>>

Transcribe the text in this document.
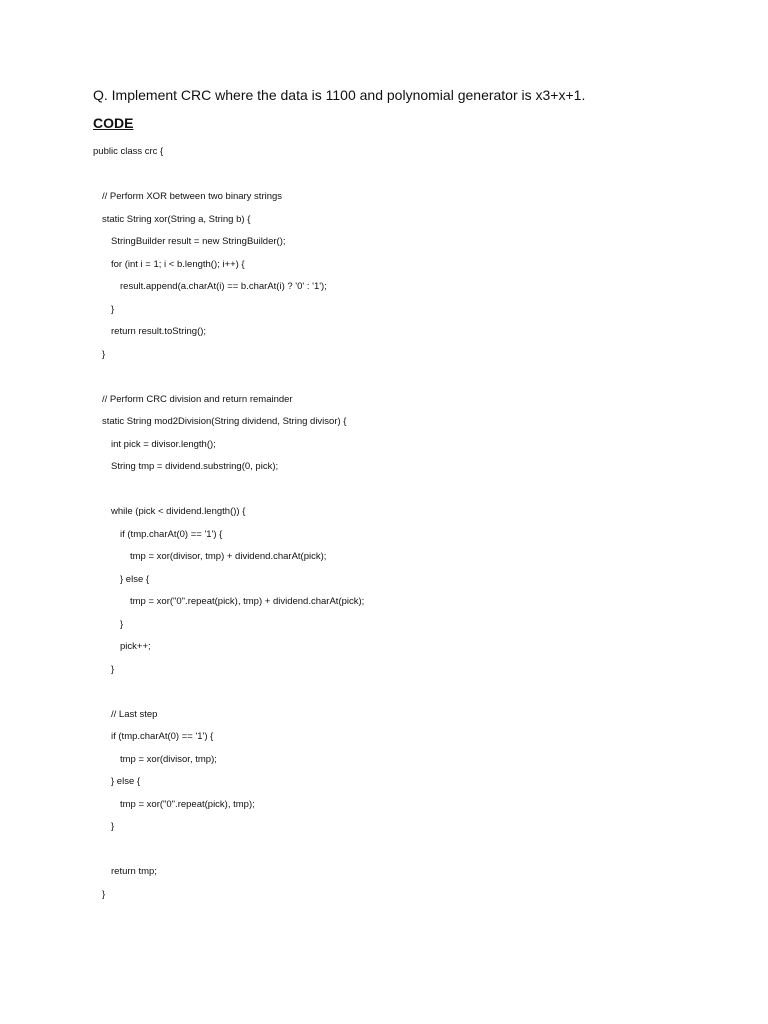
Q. Implement CRC where the data is 1100 and polynomial generator is x3+x+1.
CODE
public class crc {
// Perform XOR between two binary strings
static String xor(String a, String b) {
StringBuilder result = new StringBuilder();
for (int i = 1; i < b.length(); i++) {
result.append(a.charAt(i) == b.charAt(i) ? '0' : '1');
}
return result.toString();
}
// Perform CRC division and return remainder
static String mod2Division(String dividend, String divisor) {
int pick = divisor.length();
String tmp = dividend.substring(0, pick);
while (pick < dividend.length()) {
if (tmp.charAt(0) == '1') {
tmp = xor(divisor, tmp) + dividend.charAt(pick);
} else {
tmp = xor("0".repeat(pick), tmp) + dividend.charAt(pick);
}
pick++;
}
// Last step
if (tmp.charAt(0) == '1') {
tmp = xor(divisor, tmp);
} else {
tmp = xor("0".repeat(pick), tmp);
}
return tmp;
}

<<

What you have to do. Lines containing the word "Perform" are to be tallied; report only the total.

Result below. 2